WHAT TO DO
Which lines in the records below contain the word "from"? Copy each of them.

___

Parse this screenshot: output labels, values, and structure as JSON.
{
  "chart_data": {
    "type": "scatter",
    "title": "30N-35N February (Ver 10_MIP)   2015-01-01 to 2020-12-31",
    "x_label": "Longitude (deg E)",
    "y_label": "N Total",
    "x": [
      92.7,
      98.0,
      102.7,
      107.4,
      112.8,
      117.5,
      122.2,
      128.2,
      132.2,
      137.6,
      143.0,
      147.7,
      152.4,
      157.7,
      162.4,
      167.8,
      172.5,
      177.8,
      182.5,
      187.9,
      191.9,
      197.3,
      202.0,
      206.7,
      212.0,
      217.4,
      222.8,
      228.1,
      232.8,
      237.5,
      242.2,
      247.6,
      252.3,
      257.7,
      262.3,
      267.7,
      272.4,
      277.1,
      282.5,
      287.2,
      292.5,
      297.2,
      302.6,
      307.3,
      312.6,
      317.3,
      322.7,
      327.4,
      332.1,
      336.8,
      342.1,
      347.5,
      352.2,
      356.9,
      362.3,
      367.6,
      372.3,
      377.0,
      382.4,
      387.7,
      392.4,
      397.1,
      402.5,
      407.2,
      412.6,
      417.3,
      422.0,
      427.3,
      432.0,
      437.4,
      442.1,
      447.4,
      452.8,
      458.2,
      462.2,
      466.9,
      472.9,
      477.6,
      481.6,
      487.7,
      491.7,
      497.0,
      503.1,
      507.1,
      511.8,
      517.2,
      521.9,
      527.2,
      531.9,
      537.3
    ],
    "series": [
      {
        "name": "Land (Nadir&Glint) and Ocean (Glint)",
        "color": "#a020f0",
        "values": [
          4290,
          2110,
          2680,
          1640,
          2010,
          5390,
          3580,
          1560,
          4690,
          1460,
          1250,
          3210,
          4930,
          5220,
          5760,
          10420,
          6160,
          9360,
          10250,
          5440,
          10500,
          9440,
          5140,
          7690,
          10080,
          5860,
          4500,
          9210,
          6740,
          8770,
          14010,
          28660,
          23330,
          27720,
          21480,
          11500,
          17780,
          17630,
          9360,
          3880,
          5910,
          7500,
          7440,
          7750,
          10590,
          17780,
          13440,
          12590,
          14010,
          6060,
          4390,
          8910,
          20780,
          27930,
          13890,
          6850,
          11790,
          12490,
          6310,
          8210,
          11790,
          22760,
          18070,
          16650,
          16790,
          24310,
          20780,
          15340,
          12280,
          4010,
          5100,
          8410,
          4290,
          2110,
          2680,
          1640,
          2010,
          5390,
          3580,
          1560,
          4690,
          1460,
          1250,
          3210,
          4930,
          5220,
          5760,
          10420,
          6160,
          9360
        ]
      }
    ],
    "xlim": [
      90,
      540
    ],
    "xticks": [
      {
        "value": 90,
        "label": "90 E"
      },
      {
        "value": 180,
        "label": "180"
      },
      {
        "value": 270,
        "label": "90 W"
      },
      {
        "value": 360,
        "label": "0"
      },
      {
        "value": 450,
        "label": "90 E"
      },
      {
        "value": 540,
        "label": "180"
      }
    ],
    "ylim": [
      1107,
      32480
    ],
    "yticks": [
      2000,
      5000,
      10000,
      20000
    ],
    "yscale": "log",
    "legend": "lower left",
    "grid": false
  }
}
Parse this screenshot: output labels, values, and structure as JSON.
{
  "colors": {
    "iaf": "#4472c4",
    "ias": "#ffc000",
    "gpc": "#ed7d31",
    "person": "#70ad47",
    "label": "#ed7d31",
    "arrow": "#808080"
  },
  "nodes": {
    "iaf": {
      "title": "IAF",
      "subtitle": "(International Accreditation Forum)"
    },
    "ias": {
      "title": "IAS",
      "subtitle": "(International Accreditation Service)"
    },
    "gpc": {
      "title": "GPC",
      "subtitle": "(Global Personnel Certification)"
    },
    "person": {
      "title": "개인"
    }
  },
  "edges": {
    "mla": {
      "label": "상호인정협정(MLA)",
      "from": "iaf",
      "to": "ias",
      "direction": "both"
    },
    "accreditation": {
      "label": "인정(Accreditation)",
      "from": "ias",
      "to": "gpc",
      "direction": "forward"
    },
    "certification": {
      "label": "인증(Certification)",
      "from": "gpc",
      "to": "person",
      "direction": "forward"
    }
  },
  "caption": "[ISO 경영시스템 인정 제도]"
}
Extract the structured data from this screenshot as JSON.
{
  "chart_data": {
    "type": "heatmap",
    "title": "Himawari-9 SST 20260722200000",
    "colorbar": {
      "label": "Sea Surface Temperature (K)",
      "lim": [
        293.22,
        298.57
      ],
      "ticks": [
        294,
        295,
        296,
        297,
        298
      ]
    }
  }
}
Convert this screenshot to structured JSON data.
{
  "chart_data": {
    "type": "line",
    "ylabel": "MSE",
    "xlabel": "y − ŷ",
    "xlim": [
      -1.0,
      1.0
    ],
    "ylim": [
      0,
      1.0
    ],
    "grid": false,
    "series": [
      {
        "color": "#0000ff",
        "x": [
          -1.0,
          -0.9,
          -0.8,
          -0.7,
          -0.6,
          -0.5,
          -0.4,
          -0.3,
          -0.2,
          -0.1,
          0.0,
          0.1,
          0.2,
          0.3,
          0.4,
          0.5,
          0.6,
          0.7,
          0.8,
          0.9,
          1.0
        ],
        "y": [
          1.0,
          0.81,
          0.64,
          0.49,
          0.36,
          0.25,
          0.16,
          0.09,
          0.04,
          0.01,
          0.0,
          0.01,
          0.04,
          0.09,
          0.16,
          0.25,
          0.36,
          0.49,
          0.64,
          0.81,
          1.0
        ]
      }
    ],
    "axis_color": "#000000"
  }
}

___

WRITTEN REPLY
      "from": "iaf",
      "from": "ias",
      "from": "gpc",
Extract the structured data from this screenshot as JSON.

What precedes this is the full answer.